─── Entries provided ───

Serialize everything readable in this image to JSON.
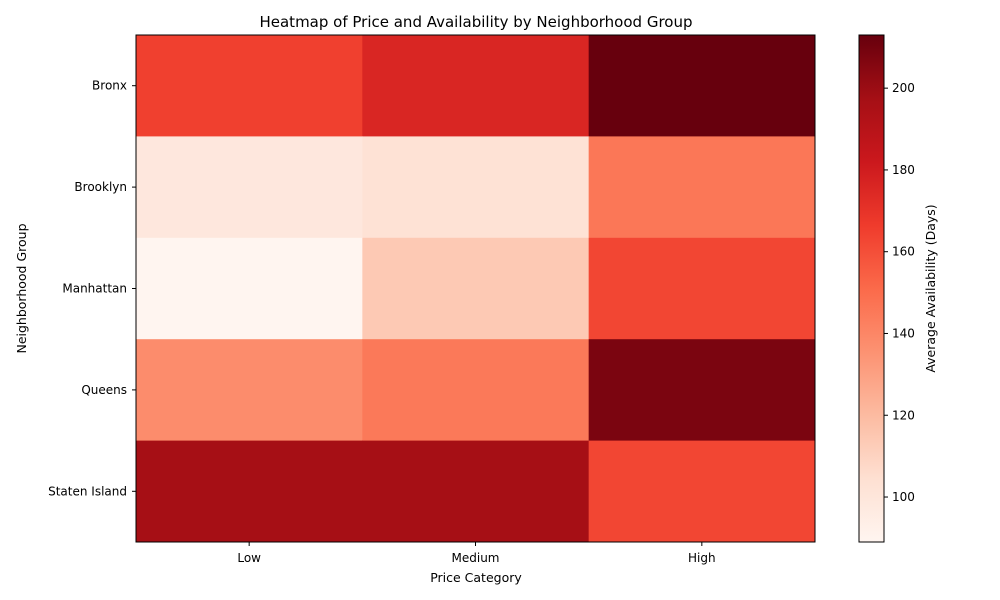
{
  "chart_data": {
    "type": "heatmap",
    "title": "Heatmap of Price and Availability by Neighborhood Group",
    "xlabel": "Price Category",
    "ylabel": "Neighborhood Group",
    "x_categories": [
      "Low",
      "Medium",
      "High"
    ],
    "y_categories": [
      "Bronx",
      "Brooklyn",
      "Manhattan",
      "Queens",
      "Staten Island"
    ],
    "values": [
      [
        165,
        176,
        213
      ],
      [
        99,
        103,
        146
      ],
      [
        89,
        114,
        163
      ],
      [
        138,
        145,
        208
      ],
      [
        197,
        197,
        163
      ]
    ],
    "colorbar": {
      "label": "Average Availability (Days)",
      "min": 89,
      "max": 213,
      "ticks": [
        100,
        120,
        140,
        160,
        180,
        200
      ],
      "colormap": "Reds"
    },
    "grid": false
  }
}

───
─── Entries provided ───

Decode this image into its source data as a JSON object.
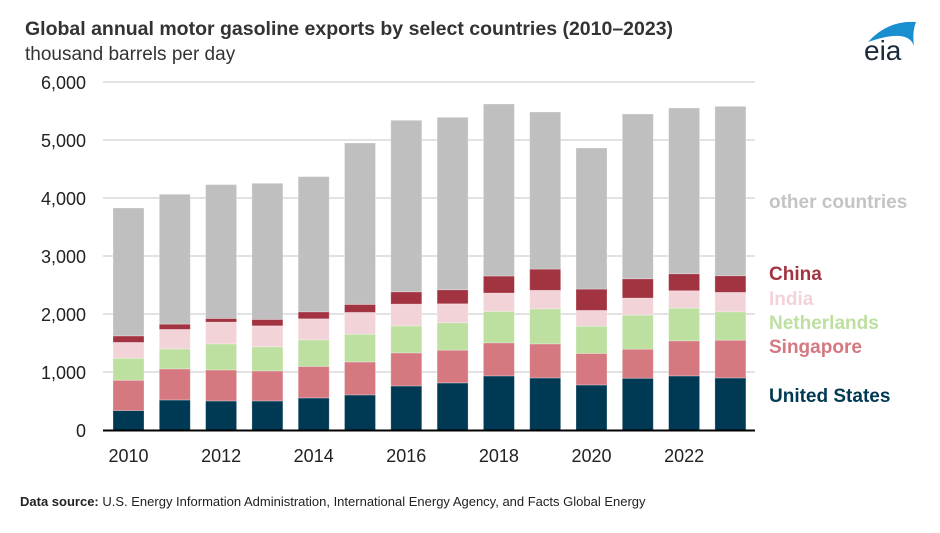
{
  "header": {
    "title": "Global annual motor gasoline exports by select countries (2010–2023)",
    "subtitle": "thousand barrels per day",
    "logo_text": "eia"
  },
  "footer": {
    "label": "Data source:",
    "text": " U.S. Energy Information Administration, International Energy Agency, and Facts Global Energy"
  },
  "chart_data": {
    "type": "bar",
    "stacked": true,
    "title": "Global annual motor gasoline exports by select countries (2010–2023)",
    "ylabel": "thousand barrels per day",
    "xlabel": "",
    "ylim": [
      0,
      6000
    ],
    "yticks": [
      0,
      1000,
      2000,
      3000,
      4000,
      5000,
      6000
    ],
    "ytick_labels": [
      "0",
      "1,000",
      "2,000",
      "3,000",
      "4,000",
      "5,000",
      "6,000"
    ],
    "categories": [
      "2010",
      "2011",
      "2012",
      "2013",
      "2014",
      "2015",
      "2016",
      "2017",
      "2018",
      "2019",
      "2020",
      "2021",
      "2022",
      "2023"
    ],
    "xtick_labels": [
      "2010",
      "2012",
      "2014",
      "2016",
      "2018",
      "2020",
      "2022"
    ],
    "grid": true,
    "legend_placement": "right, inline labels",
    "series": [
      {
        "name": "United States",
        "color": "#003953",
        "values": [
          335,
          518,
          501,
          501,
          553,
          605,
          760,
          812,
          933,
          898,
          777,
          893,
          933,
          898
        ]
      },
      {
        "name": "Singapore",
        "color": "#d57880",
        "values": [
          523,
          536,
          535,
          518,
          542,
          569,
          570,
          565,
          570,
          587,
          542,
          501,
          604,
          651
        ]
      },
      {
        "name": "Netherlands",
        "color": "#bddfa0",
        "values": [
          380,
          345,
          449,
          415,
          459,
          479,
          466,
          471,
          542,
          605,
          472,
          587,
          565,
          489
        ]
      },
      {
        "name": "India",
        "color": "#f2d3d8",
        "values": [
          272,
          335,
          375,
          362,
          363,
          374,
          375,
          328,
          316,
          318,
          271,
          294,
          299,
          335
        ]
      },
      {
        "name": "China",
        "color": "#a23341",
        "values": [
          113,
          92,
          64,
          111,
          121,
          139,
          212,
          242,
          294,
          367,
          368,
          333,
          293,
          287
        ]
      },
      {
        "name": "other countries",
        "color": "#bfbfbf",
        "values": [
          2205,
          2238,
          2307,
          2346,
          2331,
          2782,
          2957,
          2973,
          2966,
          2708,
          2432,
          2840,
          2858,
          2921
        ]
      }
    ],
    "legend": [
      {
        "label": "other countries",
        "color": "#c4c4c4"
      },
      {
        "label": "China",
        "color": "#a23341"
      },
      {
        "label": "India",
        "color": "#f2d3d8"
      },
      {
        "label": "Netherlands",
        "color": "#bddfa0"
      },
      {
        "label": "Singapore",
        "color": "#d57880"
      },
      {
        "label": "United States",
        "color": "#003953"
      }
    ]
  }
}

───

__Task details__: Copy out each line of the data containing the string "image".

__Finished task__:
Serialize everything readable in this image to JSON.
Decode this image into its source data as a JSON object.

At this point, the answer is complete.